*** INFORMATION SHOWN ***
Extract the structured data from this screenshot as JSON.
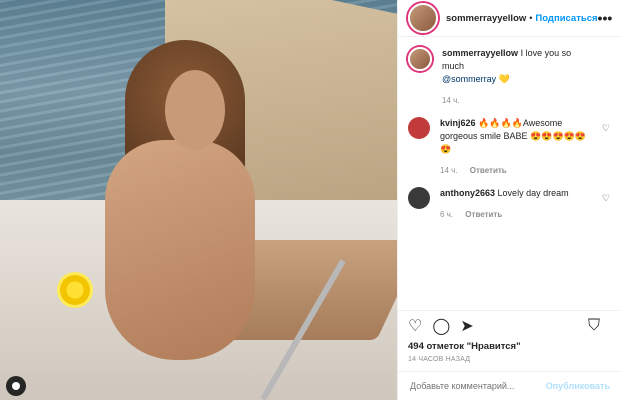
{
  "header": {
    "username": "sommerrayyellow",
    "separator": "•",
    "follow_label": "Подписаться",
    "more_icon": "more-dots-icon"
  },
  "caption": {
    "username": "sommerrayyellow",
    "text": "I love you so much",
    "mention": "@sommerray",
    "emoji": "💛",
    "time": "14 ч."
  },
  "comments": [
    {
      "username": "kvinj626",
      "text": "🔥🔥🔥🔥Awesome gorgeous smile BABE 😍😍😍😍😍😍",
      "time": "14 ч.",
      "reply_label": "Ответить",
      "avatar_color": "#c23b3b"
    },
    {
      "username": "anthony2663",
      "text": "Lovely day dream",
      "time": "6 ч.",
      "reply_label": "Ответить",
      "avatar_color": "#3a3a3a"
    }
  ],
  "actions": {
    "like_icon": "heart-outline-icon",
    "comment_icon": "comment-icon",
    "share_icon": "share-icon",
    "save_icon": "bookmark-icon"
  },
  "likes": {
    "count_text": "494 отметок \"Нравится\""
  },
  "timestamp": "14 ЧАСОВ НАЗАД",
  "add_comment": {
    "placeholder": "Добавьте комментарий...",
    "post_label": "Опубликовать"
  },
  "colors": {
    "accent": "#0095f6",
    "post_disabled": "#b2dffc",
    "muted": "#8e8e8e"
  }
}
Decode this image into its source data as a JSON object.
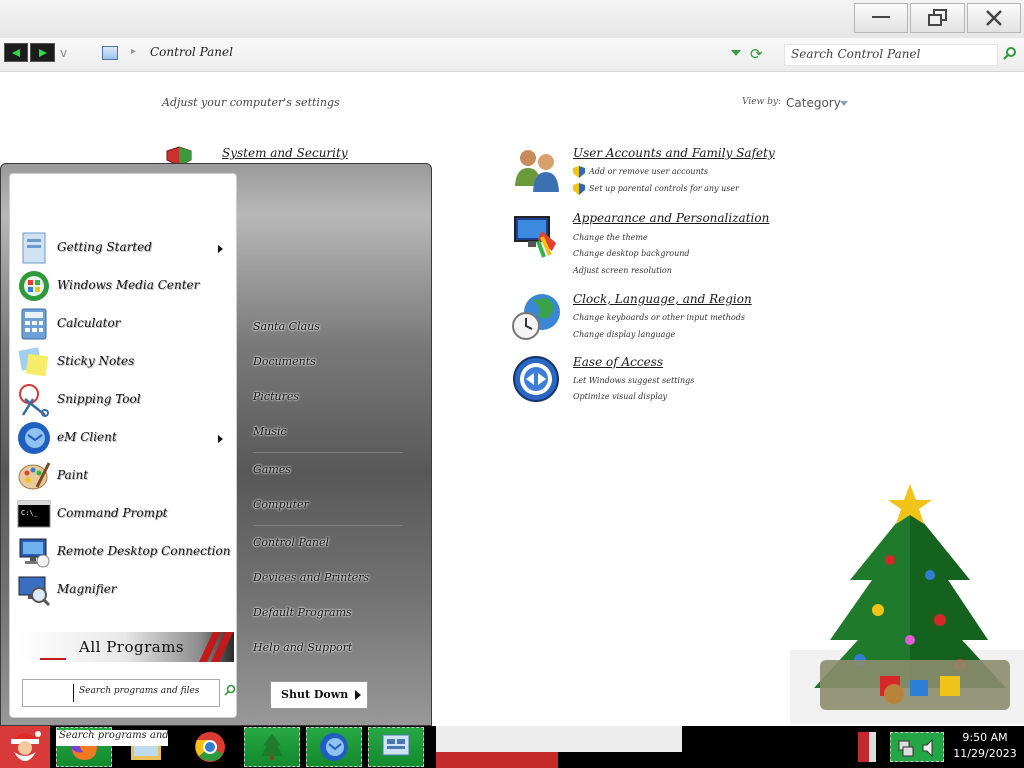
{
  "window": {
    "breadcrumb": "Control Panel",
    "search_placeholder": "Search Control Panel",
    "nav_history": "v"
  },
  "header": {
    "adjust_text": "Adjust your computer's settings",
    "view_by_label": "View by:",
    "view_by_value": "Category"
  },
  "categories": {
    "system_security": {
      "title": "System and Security"
    },
    "user_accounts": {
      "title": "User Accounts and Family Safety",
      "links": [
        "Add or remove user accounts",
        "Set up parental controls for any user"
      ]
    },
    "appearance": {
      "title": "Appearance and Personalization",
      "links": [
        "Change the theme",
        "Change desktop background",
        "Adjust screen resolution"
      ]
    },
    "clock": {
      "title": "Clock, Language, and Region",
      "links": [
        "Change keyboards or other input methods",
        "Change display language"
      ]
    },
    "ease": {
      "title": "Ease of Access",
      "links": [
        "Let Windows suggest settings",
        "Optimize visual display"
      ]
    }
  },
  "start_menu": {
    "programs": [
      {
        "label": "Getting Started",
        "has_submenu": true,
        "icon": "getting-started-icon"
      },
      {
        "label": "Windows Media Center",
        "has_submenu": false,
        "icon": "windows-media-center-icon"
      },
      {
        "label": "Calculator",
        "has_submenu": false,
        "icon": "calculator-icon"
      },
      {
        "label": "Sticky Notes",
        "has_submenu": false,
        "icon": "sticky-notes-icon"
      },
      {
        "label": "Snipping Tool",
        "has_submenu": false,
        "icon": "scissors-icon"
      },
      {
        "label": "eM Client",
        "has_submenu": true,
        "icon": "email-client-icon"
      },
      {
        "label": "Paint",
        "has_submenu": false,
        "icon": "paint-palette-icon"
      },
      {
        "label": "Command Prompt",
        "has_submenu": false,
        "icon": "command-prompt-icon"
      },
      {
        "label": "Remote Desktop Connection",
        "has_submenu": false,
        "icon": "remote-desktop-icon"
      },
      {
        "label": "Magnifier",
        "has_submenu": false,
        "icon": "magnifier-icon"
      }
    ],
    "all_programs": "All Programs",
    "search_placeholder": "Search programs and files",
    "right_items": [
      "Santa Claus",
      "Documents",
      "Pictures",
      "Music",
      "Games",
      "Computer",
      "Control Panel",
      "Devices and Printers",
      "Default Programs",
      "Help and Support"
    ],
    "shutdown_label": "Shut Down"
  },
  "taskbar": {
    "search_overlay": "Search programs and files",
    "time": "9:50 AM",
    "date": "11/29/2023",
    "buttons": [
      "santa-start",
      "firefox",
      "file-explorer",
      "chrome",
      "christmas-tree-gadget",
      "thunderbird",
      "control-panel"
    ]
  },
  "colors": {
    "taskbar_green": "#25a646",
    "accent_red": "#c42a2a",
    "start_bg_top": "#b8b8b8",
    "start_bg_mid": "#585858"
  }
}
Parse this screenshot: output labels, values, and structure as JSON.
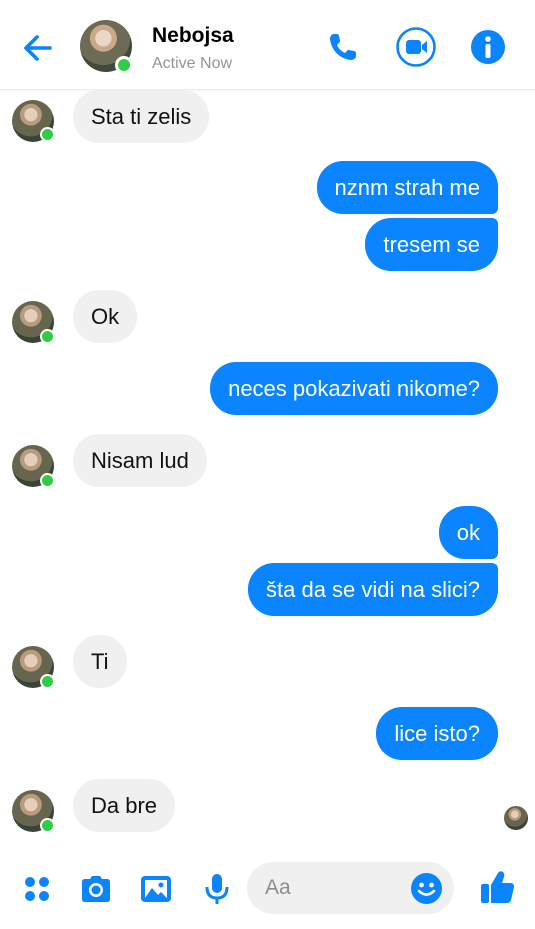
{
  "header": {
    "contact_name": "Nebojsa",
    "status": "Active Now",
    "icons": [
      "back-arrow-icon",
      "phone-icon",
      "video-camera-icon",
      "info-icon"
    ]
  },
  "theme": {
    "accent": "#0a84ff",
    "incoming_bubble": "#f1f0f0",
    "online": "#31cc46"
  },
  "messages": [
    {
      "direction": "in",
      "text": "Sta ti zelis"
    },
    {
      "direction": "out",
      "text": "nznm strah me"
    },
    {
      "direction": "out",
      "text": "tresem se"
    },
    {
      "direction": "in",
      "text": "Ok"
    },
    {
      "direction": "out",
      "text": "neces pokazivati nikome?"
    },
    {
      "direction": "in",
      "text": "Nisam lud"
    },
    {
      "direction": "out",
      "text": "ok"
    },
    {
      "direction": "out",
      "text": "šta da se vidi na slici?"
    },
    {
      "direction": "in",
      "text": "Ti"
    },
    {
      "direction": "out",
      "text": "lice isto?"
    },
    {
      "direction": "in",
      "text": "Da bre"
    }
  ],
  "composer": {
    "placeholder": "Aa",
    "icons": [
      "apps-grid-icon",
      "camera-icon",
      "gallery-icon",
      "microphone-icon",
      "emoji-icon",
      "thumbs-up-icon"
    ]
  }
}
***
### [WHAT TO DO]
Using the records above, list each line that includes "Search".

### [RESULT OF THE TASK]
    "search_placeholder": "Search Control Panel",
    "search_placeholder": "Search programs and files",
    "search_overlay": "Search programs and files",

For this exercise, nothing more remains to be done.